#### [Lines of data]
>> BEGIN
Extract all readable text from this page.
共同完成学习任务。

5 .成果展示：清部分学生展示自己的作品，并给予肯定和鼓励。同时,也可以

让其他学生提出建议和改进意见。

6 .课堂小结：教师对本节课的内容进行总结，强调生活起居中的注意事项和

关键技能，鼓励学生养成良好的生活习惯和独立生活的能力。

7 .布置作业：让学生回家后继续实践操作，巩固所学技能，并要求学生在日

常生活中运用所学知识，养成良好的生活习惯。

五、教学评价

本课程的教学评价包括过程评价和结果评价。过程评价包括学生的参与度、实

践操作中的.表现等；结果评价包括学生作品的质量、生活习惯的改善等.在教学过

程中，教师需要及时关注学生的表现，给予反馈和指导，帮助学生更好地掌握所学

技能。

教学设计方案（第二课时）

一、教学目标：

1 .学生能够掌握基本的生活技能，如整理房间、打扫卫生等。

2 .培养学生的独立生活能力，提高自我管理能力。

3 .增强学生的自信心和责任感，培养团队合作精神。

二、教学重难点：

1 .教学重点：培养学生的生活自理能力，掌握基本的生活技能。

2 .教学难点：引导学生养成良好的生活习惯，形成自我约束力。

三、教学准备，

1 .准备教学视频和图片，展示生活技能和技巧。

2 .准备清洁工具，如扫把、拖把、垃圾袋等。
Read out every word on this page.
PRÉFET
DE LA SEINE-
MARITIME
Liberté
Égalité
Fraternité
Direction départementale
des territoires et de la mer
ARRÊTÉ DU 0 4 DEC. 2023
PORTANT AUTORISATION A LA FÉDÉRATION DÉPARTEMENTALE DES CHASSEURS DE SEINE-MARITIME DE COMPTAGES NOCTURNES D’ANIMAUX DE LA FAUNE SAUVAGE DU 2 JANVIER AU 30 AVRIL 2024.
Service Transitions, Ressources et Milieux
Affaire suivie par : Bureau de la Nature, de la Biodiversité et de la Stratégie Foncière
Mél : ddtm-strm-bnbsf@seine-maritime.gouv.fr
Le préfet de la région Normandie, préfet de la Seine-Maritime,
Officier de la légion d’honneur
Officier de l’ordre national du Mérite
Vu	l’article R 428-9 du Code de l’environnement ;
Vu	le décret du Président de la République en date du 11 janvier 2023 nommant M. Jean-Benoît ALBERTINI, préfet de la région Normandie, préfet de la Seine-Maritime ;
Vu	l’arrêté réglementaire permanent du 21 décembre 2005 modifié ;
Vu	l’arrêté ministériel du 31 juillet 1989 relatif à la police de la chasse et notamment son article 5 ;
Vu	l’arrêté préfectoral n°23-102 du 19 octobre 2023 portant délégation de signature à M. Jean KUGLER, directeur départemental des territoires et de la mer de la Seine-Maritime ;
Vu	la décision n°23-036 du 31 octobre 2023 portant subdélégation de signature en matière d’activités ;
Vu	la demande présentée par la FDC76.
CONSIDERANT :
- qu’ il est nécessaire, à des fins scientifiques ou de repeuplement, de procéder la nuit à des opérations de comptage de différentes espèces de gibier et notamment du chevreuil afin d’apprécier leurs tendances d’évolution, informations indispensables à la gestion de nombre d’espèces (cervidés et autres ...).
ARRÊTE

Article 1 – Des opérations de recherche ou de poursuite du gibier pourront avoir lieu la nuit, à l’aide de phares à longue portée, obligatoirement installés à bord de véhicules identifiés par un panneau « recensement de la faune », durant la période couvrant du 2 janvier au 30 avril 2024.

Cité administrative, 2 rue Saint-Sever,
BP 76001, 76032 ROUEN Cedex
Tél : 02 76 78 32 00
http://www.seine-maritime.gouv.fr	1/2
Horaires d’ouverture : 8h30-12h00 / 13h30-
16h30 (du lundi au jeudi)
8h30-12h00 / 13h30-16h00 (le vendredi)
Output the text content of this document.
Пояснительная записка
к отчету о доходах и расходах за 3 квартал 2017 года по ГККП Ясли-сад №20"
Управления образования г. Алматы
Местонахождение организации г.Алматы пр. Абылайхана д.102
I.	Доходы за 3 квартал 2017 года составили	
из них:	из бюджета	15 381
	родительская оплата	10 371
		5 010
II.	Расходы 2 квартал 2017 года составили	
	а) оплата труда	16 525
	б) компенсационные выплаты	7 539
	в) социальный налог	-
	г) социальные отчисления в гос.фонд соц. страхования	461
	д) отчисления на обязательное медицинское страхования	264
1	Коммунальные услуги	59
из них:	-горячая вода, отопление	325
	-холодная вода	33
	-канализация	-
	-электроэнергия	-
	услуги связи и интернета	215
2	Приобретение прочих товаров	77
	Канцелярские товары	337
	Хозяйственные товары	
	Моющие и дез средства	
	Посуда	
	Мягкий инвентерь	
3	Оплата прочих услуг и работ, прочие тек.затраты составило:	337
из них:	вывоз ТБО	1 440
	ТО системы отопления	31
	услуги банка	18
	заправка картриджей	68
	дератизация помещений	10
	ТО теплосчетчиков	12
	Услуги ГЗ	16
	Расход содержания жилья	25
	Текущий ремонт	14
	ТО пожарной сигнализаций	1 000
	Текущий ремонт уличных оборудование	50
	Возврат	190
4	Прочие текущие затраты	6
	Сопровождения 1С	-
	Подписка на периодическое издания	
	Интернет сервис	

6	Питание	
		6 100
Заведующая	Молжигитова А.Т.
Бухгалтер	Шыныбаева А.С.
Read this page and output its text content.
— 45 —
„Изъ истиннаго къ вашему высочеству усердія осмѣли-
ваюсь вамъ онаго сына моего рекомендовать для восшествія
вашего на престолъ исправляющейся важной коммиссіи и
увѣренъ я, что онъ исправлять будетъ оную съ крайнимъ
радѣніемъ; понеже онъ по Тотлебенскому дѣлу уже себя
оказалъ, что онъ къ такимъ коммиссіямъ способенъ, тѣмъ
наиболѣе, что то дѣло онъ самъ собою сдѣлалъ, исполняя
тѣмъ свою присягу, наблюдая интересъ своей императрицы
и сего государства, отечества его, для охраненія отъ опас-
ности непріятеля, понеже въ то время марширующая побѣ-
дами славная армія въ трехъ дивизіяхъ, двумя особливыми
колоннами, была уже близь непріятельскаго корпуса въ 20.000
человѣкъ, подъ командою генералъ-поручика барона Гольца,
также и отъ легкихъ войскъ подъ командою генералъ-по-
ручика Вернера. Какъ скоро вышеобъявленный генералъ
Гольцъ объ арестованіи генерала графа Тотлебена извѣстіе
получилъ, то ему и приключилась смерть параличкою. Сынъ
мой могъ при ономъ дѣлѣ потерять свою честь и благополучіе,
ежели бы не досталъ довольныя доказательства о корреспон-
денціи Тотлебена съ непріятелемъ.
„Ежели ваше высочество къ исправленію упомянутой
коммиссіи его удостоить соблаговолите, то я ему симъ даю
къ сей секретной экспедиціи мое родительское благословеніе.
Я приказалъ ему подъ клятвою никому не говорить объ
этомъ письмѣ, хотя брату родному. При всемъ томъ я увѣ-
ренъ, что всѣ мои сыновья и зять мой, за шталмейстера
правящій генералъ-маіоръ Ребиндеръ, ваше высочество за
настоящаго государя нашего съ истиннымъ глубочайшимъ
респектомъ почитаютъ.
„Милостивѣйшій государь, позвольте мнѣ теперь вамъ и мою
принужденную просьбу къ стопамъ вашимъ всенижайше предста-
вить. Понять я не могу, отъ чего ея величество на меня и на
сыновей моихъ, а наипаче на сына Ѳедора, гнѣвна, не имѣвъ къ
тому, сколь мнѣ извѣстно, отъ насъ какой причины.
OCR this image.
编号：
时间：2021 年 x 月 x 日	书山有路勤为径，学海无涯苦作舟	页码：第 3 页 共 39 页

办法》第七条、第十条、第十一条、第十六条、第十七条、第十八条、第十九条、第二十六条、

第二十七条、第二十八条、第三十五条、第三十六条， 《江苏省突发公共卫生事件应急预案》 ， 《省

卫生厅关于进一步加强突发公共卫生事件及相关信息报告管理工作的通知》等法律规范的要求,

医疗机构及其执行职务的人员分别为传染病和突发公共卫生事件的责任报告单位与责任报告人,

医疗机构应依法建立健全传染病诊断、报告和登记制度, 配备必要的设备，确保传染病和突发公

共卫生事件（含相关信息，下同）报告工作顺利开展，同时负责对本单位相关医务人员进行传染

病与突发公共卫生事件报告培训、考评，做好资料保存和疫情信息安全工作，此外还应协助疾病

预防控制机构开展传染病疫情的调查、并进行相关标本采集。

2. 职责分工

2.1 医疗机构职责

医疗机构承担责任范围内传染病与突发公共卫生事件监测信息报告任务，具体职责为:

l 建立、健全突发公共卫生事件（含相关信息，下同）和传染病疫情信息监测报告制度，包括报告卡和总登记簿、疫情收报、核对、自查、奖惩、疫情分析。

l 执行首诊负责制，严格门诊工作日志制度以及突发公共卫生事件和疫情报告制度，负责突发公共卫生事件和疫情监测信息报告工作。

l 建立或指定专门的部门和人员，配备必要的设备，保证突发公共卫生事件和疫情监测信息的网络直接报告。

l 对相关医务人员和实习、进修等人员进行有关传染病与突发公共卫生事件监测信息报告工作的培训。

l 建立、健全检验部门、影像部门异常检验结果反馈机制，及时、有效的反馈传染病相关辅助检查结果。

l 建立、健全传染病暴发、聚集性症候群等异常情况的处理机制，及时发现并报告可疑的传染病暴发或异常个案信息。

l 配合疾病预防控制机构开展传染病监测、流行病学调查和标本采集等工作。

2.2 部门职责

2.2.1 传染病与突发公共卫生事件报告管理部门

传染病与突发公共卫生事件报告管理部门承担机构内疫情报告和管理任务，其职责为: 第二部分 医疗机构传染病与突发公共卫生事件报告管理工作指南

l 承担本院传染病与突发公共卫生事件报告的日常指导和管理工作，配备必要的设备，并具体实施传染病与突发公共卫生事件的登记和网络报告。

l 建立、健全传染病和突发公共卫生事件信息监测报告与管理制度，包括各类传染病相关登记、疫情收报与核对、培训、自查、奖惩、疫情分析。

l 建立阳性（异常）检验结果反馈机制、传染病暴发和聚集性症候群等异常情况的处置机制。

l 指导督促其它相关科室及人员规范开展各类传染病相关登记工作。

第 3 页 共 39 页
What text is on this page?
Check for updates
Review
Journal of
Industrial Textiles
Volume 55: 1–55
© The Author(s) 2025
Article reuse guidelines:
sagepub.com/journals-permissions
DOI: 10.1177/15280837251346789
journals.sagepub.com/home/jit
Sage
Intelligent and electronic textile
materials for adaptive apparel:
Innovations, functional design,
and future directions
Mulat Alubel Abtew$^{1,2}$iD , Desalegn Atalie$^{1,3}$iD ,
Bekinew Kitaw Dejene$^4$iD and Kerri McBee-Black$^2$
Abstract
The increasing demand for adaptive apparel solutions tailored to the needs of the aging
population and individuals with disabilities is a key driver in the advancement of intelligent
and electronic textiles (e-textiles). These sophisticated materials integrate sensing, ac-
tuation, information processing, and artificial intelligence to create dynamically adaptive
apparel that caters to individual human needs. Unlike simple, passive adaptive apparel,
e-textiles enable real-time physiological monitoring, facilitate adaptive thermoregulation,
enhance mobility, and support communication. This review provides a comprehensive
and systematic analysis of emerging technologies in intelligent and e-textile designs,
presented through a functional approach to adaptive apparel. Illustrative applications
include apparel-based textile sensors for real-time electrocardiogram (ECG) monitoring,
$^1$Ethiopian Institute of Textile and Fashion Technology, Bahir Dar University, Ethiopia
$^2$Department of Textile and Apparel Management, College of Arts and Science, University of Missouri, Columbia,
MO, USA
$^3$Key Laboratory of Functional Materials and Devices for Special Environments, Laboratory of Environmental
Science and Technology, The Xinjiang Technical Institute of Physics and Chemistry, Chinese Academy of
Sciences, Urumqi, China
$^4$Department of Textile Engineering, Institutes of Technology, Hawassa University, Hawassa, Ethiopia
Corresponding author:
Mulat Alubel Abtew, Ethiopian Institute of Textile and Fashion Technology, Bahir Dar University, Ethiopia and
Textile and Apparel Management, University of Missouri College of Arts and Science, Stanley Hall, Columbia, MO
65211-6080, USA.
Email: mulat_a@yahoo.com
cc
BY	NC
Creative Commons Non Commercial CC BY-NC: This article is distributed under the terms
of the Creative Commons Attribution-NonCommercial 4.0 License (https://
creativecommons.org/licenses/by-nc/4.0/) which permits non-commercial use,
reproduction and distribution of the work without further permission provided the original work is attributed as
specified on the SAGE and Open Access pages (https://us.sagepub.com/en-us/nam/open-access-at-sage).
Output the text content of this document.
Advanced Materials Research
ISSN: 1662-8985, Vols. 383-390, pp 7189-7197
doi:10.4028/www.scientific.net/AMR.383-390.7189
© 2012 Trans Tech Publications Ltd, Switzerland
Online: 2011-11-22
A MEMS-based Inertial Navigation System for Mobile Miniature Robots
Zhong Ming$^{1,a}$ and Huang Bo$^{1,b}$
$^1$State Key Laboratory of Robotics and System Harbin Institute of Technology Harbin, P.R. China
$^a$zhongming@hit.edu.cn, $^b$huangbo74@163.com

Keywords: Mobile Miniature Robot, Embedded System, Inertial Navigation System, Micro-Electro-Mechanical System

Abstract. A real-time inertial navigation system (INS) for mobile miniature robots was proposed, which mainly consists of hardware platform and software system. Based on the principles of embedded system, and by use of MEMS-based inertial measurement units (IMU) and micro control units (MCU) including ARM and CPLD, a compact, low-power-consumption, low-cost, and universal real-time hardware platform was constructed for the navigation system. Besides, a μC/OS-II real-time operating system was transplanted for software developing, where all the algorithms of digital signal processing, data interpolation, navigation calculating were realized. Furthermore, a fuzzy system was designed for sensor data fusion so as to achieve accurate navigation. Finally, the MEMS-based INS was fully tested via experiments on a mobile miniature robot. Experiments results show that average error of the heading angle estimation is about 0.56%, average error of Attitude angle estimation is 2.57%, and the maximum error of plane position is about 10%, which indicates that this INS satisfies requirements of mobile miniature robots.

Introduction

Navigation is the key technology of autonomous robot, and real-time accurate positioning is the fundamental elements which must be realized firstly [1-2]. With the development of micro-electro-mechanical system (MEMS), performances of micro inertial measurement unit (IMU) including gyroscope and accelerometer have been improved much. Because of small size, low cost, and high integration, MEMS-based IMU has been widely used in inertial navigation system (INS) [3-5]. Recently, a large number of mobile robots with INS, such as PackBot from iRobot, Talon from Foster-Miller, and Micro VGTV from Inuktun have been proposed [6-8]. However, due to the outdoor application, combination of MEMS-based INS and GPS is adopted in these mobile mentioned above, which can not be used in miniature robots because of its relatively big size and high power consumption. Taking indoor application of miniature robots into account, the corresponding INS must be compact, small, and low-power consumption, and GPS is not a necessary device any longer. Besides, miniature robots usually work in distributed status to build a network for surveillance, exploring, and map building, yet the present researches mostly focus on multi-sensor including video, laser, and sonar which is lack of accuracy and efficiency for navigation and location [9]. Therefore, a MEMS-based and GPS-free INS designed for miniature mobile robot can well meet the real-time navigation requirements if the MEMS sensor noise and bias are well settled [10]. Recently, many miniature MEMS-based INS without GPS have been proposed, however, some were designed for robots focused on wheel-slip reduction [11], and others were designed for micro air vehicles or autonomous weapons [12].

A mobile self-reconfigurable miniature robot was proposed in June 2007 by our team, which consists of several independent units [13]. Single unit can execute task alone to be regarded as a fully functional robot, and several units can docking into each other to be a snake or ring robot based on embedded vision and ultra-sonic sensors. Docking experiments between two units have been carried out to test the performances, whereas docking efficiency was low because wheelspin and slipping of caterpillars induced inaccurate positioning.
>> END
#### [Stated problem]
Show every line in the entries where the string "Alubel" occurs.

#### [Result of the exercise]
Mulat Alubel Abtew$^{1,2}$iD , Desalegn Atalie$^{1,3}$iD ,
Mulat Alubel Abtew, Ethiopian Institute of Textile and Fashion Technology, Bahir Dar University, Ethiopia and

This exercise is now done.